Exercise prompt >> Drop the pictures from the entries below, then reproduce the rest exactly.

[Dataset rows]
★ ★ ★ ★ ★
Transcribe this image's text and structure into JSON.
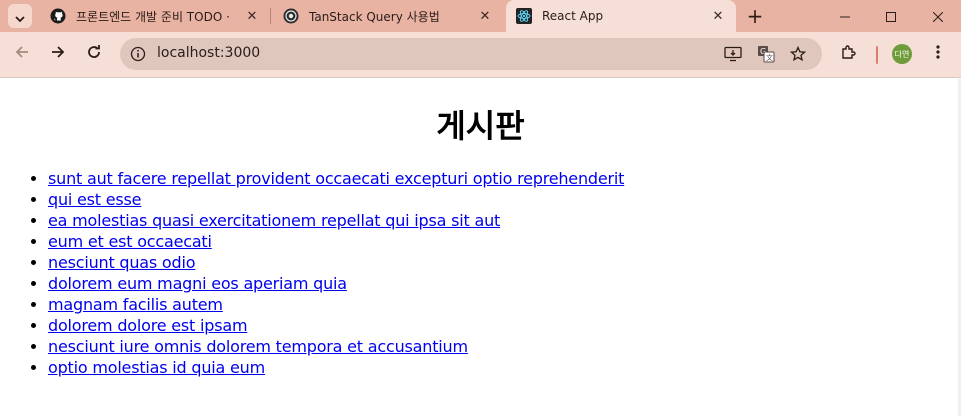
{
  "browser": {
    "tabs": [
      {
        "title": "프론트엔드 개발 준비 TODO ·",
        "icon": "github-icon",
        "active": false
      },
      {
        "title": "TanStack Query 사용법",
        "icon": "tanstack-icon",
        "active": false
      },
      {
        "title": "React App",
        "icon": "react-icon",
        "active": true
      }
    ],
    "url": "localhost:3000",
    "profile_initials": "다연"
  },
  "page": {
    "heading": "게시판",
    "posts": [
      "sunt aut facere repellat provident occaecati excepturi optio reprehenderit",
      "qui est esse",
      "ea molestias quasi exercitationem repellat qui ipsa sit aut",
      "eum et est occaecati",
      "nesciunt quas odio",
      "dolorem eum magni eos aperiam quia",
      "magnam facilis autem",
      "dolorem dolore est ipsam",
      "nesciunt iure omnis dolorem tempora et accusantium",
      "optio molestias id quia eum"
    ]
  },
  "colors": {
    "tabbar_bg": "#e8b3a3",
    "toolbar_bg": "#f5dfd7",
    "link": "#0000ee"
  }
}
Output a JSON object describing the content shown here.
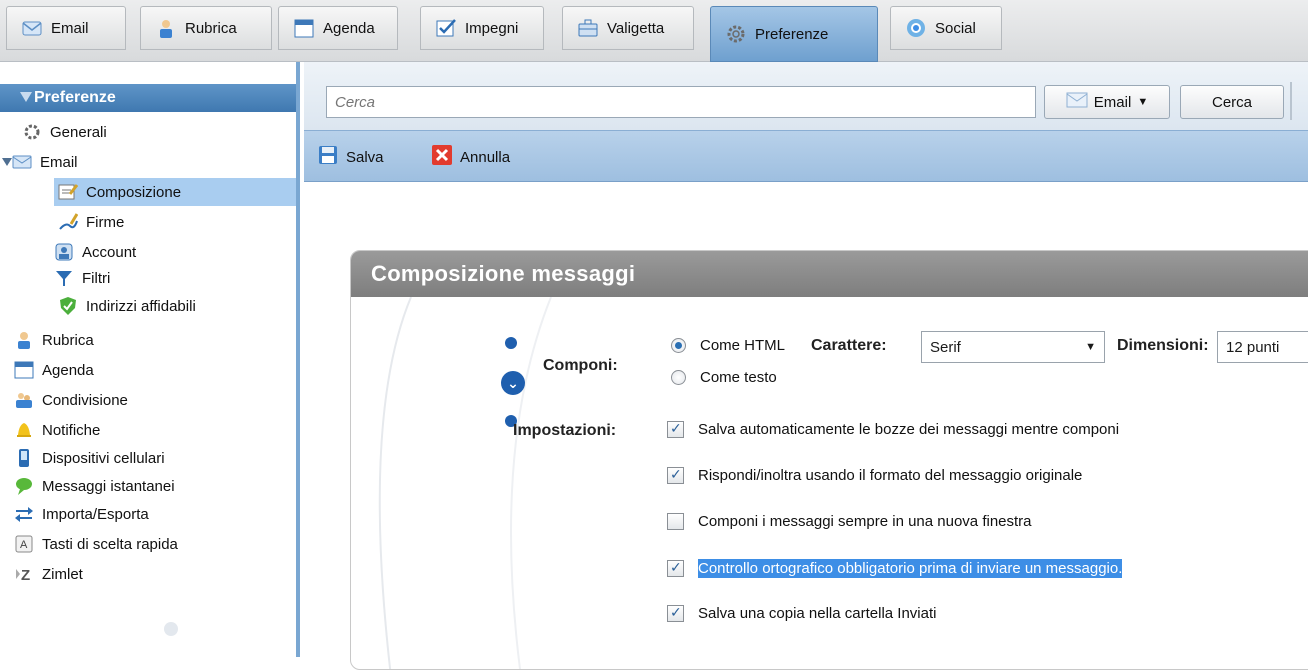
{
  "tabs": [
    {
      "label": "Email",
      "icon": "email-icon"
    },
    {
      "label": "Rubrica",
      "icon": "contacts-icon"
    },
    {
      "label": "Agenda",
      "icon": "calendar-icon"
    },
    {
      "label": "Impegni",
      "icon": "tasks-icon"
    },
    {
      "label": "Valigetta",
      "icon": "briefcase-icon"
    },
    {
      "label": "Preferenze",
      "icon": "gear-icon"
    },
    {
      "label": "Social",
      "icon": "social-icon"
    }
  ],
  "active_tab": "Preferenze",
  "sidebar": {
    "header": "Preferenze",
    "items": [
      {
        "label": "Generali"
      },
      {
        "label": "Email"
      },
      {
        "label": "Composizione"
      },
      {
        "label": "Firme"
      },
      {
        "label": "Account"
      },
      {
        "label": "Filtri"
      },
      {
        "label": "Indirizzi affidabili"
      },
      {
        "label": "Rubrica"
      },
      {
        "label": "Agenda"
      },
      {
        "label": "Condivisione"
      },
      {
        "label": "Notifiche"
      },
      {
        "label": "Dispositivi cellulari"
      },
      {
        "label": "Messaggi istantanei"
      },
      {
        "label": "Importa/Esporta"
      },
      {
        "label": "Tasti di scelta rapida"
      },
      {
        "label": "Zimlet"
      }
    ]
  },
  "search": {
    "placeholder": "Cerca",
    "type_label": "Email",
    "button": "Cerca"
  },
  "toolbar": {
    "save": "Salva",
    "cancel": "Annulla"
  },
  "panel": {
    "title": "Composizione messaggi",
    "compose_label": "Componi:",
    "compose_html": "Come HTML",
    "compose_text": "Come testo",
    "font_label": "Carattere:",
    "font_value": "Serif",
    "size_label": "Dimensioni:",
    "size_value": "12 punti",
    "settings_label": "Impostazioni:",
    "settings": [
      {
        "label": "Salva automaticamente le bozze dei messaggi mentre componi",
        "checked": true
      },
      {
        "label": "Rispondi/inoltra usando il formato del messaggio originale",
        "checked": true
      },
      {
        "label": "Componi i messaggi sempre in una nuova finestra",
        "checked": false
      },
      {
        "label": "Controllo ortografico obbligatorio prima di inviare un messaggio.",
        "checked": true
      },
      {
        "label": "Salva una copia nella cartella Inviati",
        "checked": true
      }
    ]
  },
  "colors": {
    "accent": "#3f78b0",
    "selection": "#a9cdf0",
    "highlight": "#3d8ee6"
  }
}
★ ★ ★ ★ ★
Response >>
Transcribe this image's text and structure into JSON.
{
  "browser": {
    "tabs": [
      {
        "title": "프론트엔드 개발 준비 TODO ·",
        "icon": "github-icon",
        "active": false
      },
      {
        "title": "TanStack Query 사용법",
        "icon": "tanstack-icon",
        "active": false
      },
      {
        "title": "React App",
        "icon": "react-icon",
        "active": true
      }
    ],
    "url": "localhost:3000",
    "profile_initials": "다연"
  },
  "page": {
    "heading": "게시판",
    "posts": [
      "sunt aut facere repellat provident occaecati excepturi optio reprehenderit",
      "qui est esse",
      "ea molestias quasi exercitationem repellat qui ipsa sit aut",
      "eum et est occaecati",
      "nesciunt quas odio",
      "dolorem eum magni eos aperiam quia",
      "magnam facilis autem",
      "dolorem dolore est ipsam",
      "nesciunt iure omnis dolorem tempora et accusantium",
      "optio molestias id quia eum"
    ]
  },
  "colors": {
    "tabbar_bg": "#e8b3a3",
    "toolbar_bg": "#f5dfd7",
    "link": "#0000ee"
  }
}
Output a JSON object describing the content shown here.
{
  "tabs": [
    {
      "label": "Email",
      "icon": "email-icon"
    },
    {
      "label": "Rubrica",
      "icon": "contacts-icon"
    },
    {
      "label": "Agenda",
      "icon": "calendar-icon"
    },
    {
      "label": "Impegni",
      "icon": "tasks-icon"
    },
    {
      "label": "Valigetta",
      "icon": "briefcase-icon"
    },
    {
      "label": "Preferenze",
      "icon": "gear-icon"
    },
    {
      "label": "Social",
      "icon": "social-icon"
    }
  ],
  "active_tab": "Preferenze",
  "sidebar": {
    "header": "Preferenze",
    "items": [
      {
        "label": "Generali"
      },
      {
        "label": "Email"
      },
      {
        "label": "Composizione"
      },
      {
        "label": "Firme"
      },
      {
        "label": "Account"
      },
      {
        "label": "Filtri"
      },
      {
        "label": "Indirizzi affidabili"
      },
      {
        "label": "Rubrica"
      },
      {
        "label": "Agenda"
      },
      {
        "label": "Condivisione"
      },
      {
        "label": "Notifiche"
      },
      {
        "label": "Dispositivi cellulari"
      },
      {
        "label": "Messaggi istantanei"
      },
      {
        "label": "Importa/Esporta"
      },
      {
        "label": "Tasti di scelta rapida"
      },
      {
        "label": "Zimlet"
      }
    ]
  },
  "search": {
    "placeholder": "Cerca",
    "type_label": "Email",
    "button": "Cerca"
  },
  "toolbar": {
    "save": "Salva",
    "cancel": "Annulla"
  },
  "panel": {
    "title": "Composizione messaggi",
    "compose_label": "Componi:",
    "compose_html": "Come HTML",
    "compose_text": "Come testo",
    "font_label": "Carattere:",
    "font_value": "Serif",
    "size_label": "Dimensioni:",
    "size_value": "12 punti",
    "settings_label": "Impostazioni:",
    "settings": [
      {
        "label": "Salva automaticamente le bozze dei messaggi mentre componi",
        "checked": true
      },
      {
        "label": "Rispondi/inoltra usando il formato del messaggio originale",
        "checked": true
      },
      {
        "label": "Componi i messaggi sempre in una nuova finestra",
        "checked": false
      },
      {
        "label": "Controllo ortografico obbligatorio prima di inviare un messaggio.",
        "checked": true
      },
      {
        "label": "Salva una copia nella cartella Inviati",
        "checked": true
      }
    ]
  },
  "colors": {
    "accent": "#3f78b0",
    "selection": "#a9cdf0",
    "highlight": "#3d8ee6"
  }
}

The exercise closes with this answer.